(Exercise prompt) Give a verbatim quotation of every record.

[Excerpt from a dataset]
____________
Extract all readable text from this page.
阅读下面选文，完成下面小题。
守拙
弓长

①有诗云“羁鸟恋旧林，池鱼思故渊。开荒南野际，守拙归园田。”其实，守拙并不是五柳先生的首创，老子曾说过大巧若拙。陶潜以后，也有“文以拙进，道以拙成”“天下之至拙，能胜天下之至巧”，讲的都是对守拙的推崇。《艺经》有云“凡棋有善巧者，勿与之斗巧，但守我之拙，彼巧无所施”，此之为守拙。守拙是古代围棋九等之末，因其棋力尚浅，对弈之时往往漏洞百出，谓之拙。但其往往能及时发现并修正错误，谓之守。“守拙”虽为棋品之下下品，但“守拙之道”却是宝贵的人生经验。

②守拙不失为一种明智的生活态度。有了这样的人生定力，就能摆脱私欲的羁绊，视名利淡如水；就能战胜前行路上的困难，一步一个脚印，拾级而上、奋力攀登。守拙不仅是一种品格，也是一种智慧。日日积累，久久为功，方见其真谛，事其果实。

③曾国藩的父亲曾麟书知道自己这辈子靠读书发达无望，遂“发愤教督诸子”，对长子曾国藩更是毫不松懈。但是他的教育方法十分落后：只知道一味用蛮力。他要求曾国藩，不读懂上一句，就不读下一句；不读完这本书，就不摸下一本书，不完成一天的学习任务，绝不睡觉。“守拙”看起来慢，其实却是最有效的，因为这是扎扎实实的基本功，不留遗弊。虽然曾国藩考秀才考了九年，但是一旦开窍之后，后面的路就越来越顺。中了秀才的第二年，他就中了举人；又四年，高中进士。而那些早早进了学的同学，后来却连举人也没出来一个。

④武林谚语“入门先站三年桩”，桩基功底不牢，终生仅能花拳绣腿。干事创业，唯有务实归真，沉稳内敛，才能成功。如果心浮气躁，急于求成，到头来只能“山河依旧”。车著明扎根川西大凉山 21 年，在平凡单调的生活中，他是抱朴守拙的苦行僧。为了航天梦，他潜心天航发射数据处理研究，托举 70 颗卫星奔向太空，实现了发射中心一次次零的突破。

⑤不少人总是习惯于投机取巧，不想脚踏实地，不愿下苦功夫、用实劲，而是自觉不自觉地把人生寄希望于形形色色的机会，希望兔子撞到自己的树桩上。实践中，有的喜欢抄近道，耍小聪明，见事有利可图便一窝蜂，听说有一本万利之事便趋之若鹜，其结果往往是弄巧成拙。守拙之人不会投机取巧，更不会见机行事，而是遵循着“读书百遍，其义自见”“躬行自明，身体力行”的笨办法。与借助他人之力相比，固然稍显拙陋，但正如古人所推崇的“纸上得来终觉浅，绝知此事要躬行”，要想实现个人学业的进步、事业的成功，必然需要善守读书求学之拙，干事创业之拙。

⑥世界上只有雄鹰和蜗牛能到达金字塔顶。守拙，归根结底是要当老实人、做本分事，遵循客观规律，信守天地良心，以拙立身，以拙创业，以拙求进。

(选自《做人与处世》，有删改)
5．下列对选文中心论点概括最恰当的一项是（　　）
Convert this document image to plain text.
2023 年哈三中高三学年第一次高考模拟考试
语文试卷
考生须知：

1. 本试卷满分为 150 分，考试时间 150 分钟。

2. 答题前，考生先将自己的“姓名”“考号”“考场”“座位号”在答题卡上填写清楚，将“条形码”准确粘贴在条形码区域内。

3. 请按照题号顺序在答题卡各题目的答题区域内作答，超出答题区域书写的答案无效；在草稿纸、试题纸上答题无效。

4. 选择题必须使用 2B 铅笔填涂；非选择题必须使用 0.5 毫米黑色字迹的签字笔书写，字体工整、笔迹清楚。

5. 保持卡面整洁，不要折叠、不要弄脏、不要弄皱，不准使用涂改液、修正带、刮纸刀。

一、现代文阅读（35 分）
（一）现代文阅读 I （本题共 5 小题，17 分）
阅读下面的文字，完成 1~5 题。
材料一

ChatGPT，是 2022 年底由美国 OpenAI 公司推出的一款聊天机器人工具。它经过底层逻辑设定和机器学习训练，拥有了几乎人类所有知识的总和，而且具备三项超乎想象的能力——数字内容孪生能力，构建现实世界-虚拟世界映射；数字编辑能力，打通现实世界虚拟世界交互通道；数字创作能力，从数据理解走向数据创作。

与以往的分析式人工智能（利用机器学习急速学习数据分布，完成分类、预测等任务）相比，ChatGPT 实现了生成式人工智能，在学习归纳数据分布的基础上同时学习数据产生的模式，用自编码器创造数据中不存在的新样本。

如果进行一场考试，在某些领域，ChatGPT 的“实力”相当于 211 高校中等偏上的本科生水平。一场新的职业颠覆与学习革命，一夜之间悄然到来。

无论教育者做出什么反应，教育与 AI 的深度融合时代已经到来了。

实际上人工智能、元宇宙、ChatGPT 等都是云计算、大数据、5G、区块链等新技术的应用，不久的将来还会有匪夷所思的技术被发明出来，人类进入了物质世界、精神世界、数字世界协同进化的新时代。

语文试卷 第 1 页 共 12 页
____________
(Final result)
Extract all readable text from this page.
阅读下面选文，完成下面小题。
守拙
弓长

①有诗云“羁鸟恋旧林，池鱼思故渊。开荒南野际，守拙归园田。”其实，守拙并不是五柳先生的首创，老子曾说过大巧若拙。陶潜以后，也有“文以拙进，道以拙成”“天下之至拙，能胜天下之至巧”，讲的都是对守拙的推崇。《艺经》有云“凡棋有善巧者，勿与之斗巧，但守我之拙，彼巧无所施”，此之为守拙。守拙是古代围棋九等之末，因其棋力尚浅，对弈之时往往漏洞百出，谓之拙。但其往往能及时发现并修正错误，谓之守。“守拙”虽为棋品之下下品，但“守拙之道”却是宝贵的人生经验。

②守拙不失为一种明智的生活态度。有了这样的人生定力，就能摆脱私欲的羁绊，视名利淡如水；就能战胜前行路上的困难，一步一个脚印，拾级而上、奋力攀登。守拙不仅是一种品格，也是一种智慧。日日积累，久久为功，方见其真谛，事其果实。

③曾国藩的父亲曾麟书知道自己这辈子靠读书发达无望，遂“发愤教督诸子”，对长子曾国藩更是毫不松懈。但是他的教育方法十分落后：只知道一味用蛮力。他要求曾国藩，不读懂上一句，就不读下一句；不读完这本书，就不摸下一本书，不完成一天的学习任务，绝不睡觉。“守拙”看起来慢，其实却是最有效的，因为这是扎扎实实的基本功，不留遗弊。虽然曾国藩考秀才考了九年，但是一旦开窍之后，后面的路就越来越顺。中了秀才的第二年，他就中了举人；又四年，高中进士。而那些早早进了学的同学，后来却连举人也没出来一个。

④武林谚语“入门先站三年桩”，桩基功底不牢，终生仅能花拳绣腿。干事创业，唯有务实归真，沉稳内敛，才能成功。如果心浮气躁，急于求成，到头来只能“山河依旧”。车著明扎根川西大凉山 21 年，在平凡单调的生活中，他是抱朴守拙的苦行僧。为了航天梦，他潜心天航发射数据处理研究，托举 70 颗卫星奔向太空，实现了发射中心一次次零的突破。

⑤不少人总是习惯于投机取巧，不想脚踏实地，不愿下苦功夫、用实劲，而是自觉不自觉地把人生寄希望于形形色色的机会，希望兔子撞到自己的树桩上。实践中，有的喜欢抄近道，耍小聪明，见事有利可图便一窝蜂，听说有一本万利之事便趋之若鹜，其结果往往是弄巧成拙。守拙之人不会投机取巧，更不会见机行事，而是遵循着“读书百遍，其义自见”“躬行自明，身体力行”的笨办法。与借助他人之力相比，固然稍显拙陋，但正如古人所推崇的“纸上得来终觉浅，绝知此事要躬行”，要想实现个人学业的进步、事业的成功，必然需要善守读书求学之拙，干事创业之拙。

⑥世界上只有雄鹰和蜗牛能到达金字塔顶。守拙，归根结底是要当老实人、做本分事，遵循客观规律，信守天地良心，以拙立身，以拙创业，以拙求进。

(选自《做人与处世》，有删改)
5．下列对选文中心论点概括最恰当的一项是（　　）
Convert this document image to plain text.
2023 年哈三中高三学年第一次高考模拟考试
语文试卷
考生须知：

1. 本试卷满分为 150 分，考试时间 150 分钟。

2. 答题前，考生先将自己的“姓名”“考号”“考场”“座位号”在答题卡上填写清楚，将“条形码”准确粘贴在条形码区域内。

3. 请按照题号顺序在答题卡各题目的答题区域内作答，超出答题区域书写的答案无效；在草稿纸、试题纸上答题无效。

4. 选择题必须使用 2B 铅笔填涂；非选择题必须使用 0.5 毫米黑色字迹的签字笔书写，字体工整、笔迹清楚。

5. 保持卡面整洁，不要折叠、不要弄脏、不要弄皱，不准使用涂改液、修正带、刮纸刀。

一、现代文阅读（35 分）
（一）现代文阅读 I （本题共 5 小题，17 分）
阅读下面的文字，完成 1~5 题。
材料一

ChatGPT，是 2022 年底由美国 OpenAI 公司推出的一款聊天机器人工具。它经过底层逻辑设定和机器学习训练，拥有了几乎人类所有知识的总和，而且具备三项超乎想象的能力——数字内容孪生能力，构建现实世界-虚拟世界映射；数字编辑能力，打通现实世界虚拟世界交互通道；数字创作能力，从数据理解走向数据创作。

与以往的分析式人工智能（利用机器学习急速学习数据分布，完成分类、预测等任务）相比，ChatGPT 实现了生成式人工智能，在学习归纳数据分布的基础上同时学习数据产生的模式，用自编码器创造数据中不存在的新样本。

如果进行一场考试，在某些领域，ChatGPT 的“实力”相当于 211 高校中等偏上的本科生水平。一场新的职业颠覆与学习革命，一夜之间悄然到来。

无论教育者做出什么反应，教育与 AI 的深度融合时代已经到来了。

实际上人工智能、元宇宙、ChatGPT 等都是云计算、大数据、5G、区块链等新技术的应用，不久的将来还会有匪夷所思的技术被发明出来，人类进入了物质世界、精神世界、数字世界协同进化的新时代。

语文试卷 第 1 页 共 12 页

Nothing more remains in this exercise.